begin Provided material

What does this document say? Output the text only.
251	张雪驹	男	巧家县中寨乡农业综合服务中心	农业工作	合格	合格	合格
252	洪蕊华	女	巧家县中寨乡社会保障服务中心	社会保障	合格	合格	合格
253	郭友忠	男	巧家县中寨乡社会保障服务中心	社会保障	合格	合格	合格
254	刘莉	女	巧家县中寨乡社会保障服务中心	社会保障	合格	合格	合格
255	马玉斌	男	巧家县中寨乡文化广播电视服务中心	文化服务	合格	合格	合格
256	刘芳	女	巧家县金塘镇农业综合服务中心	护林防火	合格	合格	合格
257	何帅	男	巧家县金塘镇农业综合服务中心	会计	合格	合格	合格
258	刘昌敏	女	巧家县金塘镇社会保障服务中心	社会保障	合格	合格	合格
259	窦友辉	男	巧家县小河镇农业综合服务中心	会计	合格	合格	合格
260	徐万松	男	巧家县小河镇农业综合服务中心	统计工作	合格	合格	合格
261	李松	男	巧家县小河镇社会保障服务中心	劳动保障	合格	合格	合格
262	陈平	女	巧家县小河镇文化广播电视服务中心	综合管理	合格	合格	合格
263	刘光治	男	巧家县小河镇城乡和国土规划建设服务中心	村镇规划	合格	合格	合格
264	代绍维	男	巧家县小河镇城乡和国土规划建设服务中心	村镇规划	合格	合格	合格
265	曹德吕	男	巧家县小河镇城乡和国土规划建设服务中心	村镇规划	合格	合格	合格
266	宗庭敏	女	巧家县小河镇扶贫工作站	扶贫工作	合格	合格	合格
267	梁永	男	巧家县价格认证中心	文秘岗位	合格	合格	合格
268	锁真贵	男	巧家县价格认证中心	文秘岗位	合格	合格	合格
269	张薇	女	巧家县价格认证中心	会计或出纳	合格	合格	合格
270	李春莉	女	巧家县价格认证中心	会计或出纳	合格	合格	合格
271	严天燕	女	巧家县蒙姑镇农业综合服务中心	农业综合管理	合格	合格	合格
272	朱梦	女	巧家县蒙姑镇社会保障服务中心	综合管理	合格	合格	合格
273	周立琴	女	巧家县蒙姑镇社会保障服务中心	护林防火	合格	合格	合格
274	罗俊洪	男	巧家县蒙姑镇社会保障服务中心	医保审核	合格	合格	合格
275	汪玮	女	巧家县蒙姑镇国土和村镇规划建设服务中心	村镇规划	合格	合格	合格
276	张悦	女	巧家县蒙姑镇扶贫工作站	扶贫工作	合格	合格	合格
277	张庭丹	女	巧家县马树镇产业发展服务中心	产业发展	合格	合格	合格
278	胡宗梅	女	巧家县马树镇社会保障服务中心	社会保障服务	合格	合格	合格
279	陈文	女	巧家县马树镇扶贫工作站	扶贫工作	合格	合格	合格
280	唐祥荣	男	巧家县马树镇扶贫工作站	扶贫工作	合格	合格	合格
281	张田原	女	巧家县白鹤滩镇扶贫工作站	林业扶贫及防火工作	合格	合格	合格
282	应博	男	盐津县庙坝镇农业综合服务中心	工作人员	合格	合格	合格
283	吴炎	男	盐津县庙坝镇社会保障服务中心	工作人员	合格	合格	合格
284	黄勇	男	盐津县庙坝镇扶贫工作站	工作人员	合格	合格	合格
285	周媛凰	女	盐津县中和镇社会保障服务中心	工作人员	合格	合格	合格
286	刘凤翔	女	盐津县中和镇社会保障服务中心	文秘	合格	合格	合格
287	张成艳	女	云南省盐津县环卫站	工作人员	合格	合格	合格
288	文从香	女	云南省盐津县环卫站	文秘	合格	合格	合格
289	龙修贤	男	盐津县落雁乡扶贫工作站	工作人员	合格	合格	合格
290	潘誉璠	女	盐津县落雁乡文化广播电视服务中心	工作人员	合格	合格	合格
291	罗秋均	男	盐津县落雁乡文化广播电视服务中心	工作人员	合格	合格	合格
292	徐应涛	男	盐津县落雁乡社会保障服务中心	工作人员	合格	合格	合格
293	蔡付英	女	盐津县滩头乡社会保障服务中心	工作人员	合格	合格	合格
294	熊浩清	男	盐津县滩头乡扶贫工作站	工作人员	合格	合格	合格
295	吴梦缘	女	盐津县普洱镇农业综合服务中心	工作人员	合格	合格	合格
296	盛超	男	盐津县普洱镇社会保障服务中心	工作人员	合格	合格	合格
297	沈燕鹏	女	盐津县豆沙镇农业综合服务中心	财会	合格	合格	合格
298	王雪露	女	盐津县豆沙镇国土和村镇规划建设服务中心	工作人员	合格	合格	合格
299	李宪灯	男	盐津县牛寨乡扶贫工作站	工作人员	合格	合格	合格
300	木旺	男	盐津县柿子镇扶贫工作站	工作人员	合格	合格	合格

end Provided material

## Problem details
Exactly as shown above, return every record.

## Solution to the exercise
What does this document say? Output the text only.
251	张雪驹	男	巧家县中寨乡农业综合服务中心	农业工作	合格	合格	合格
252	洪蕊华	女	巧家县中寨乡社会保障服务中心	社会保障	合格	合格	合格
253	郭友忠	男	巧家县中寨乡社会保障服务中心	社会保障	合格	合格	合格
254	刘莉	女	巧家县中寨乡社会保障服务中心	社会保障	合格	合格	合格
255	马玉斌	男	巧家县中寨乡文化广播电视服务中心	文化服务	合格	合格	合格
256	刘芳	女	巧家县金塘镇农业综合服务中心	护林防火	合格	合格	合格
257	何帅	男	巧家县金塘镇农业综合服务中心	会计	合格	合格	合格
258	刘昌敏	女	巧家县金塘镇社会保障服务中心	社会保障	合格	合格	合格
259	窦友辉	男	巧家县小河镇农业综合服务中心	会计	合格	合格	合格
260	徐万松	男	巧家县小河镇农业综合服务中心	统计工作	合格	合格	合格
261	李松	男	巧家县小河镇社会保障服务中心	劳动保障	合格	合格	合格
262	陈平	女	巧家县小河镇文化广播电视服务中心	综合管理	合格	合格	合格
263	刘光治	男	巧家县小河镇城乡和国土规划建设服务中心	村镇规划	合格	合格	合格
264	代绍维	男	巧家县小河镇城乡和国土规划建设服务中心	村镇规划	合格	合格	合格
265	曹德吕	男	巧家县小河镇城乡和国土规划建设服务中心	村镇规划	合格	合格	合格
266	宗庭敏	女	巧家县小河镇扶贫工作站	扶贫工作	合格	合格	合格
267	梁永	男	巧家县价格认证中心	文秘岗位	合格	合格	合格
268	锁真贵	男	巧家县价格认证中心	文秘岗位	合格	合格	合格
269	张薇	女	巧家县价格认证中心	会计或出纳	合格	合格	合格
270	李春莉	女	巧家县价格认证中心	会计或出纳	合格	合格	合格
271	严天燕	女	巧家县蒙姑镇农业综合服务中心	农业综合管理	合格	合格	合格
272	朱梦	女	巧家县蒙姑镇社会保障服务中心	综合管理	合格	合格	合格
273	周立琴	女	巧家县蒙姑镇社会保障服务中心	护林防火	合格	合格	合格
274	罗俊洪	男	巧家县蒙姑镇社会保障服务中心	医保审核	合格	合格	合格
275	汪玮	女	巧家县蒙姑镇国土和村镇规划建设服务中心	村镇规划	合格	合格	合格
276	张悦	女	巧家县蒙姑镇扶贫工作站	扶贫工作	合格	合格	合格
277	张庭丹	女	巧家县马树镇产业发展服务中心	产业发展	合格	合格	合格
278	胡宗梅	女	巧家县马树镇社会保障服务中心	社会保障服务	合格	合格	合格
279	陈文	女	巧家县马树镇扶贫工作站	扶贫工作	合格	合格	合格
280	唐祥荣	男	巧家县马树镇扶贫工作站	扶贫工作	合格	合格	合格
281	张田原	女	巧家县白鹤滩镇扶贫工作站	林业扶贫及防火工作	合格	合格	合格
282	应博	男	盐津县庙坝镇农业综合服务中心	工作人员	合格	合格	合格
283	吴炎	男	盐津县庙坝镇社会保障服务中心	工作人员	合格	合格	合格
284	黄勇	男	盐津县庙坝镇扶贫工作站	工作人员	合格	合格	合格
285	周媛凰	女	盐津县中和镇社会保障服务中心	工作人员	合格	合格	合格
286	刘凤翔	女	盐津县中和镇社会保障服务中心	文秘	合格	合格	合格
287	张成艳	女	云南省盐津县环卫站	工作人员	合格	合格	合格
288	文从香	女	云南省盐津县环卫站	文秘	合格	合格	合格
289	龙修贤	男	盐津县落雁乡扶贫工作站	工作人员	合格	合格	合格
290	潘誉璠	女	盐津县落雁乡文化广播电视服务中心	工作人员	合格	合格	合格
291	罗秋均	男	盐津县落雁乡文化广播电视服务中心	工作人员	合格	合格	合格
292	徐应涛	男	盐津县落雁乡社会保障服务中心	工作人员	合格	合格	合格
293	蔡付英	女	盐津县滩头乡社会保障服务中心	工作人员	合格	合格	合格
294	熊浩清	男	盐津县滩头乡扶贫工作站	工作人员	合格	合格	合格
295	吴梦缘	女	盐津县普洱镇农业综合服务中心	工作人员	合格	合格	合格
296	盛超	男	盐津县普洱镇社会保障服务中心	工作人员	合格	合格	合格
297	沈燕鹏	女	盐津县豆沙镇农业综合服务中心	财会	合格	合格	合格
298	王雪露	女	盐津县豆沙镇国土和村镇规划建设服务中心	工作人员	合格	合格	合格
299	李宪灯	男	盐津县牛寨乡扶贫工作站	工作人员	合格	合格	合格
300	木旺	男	盐津县柿子镇扶贫工作站	工作人员	合格	合格	合格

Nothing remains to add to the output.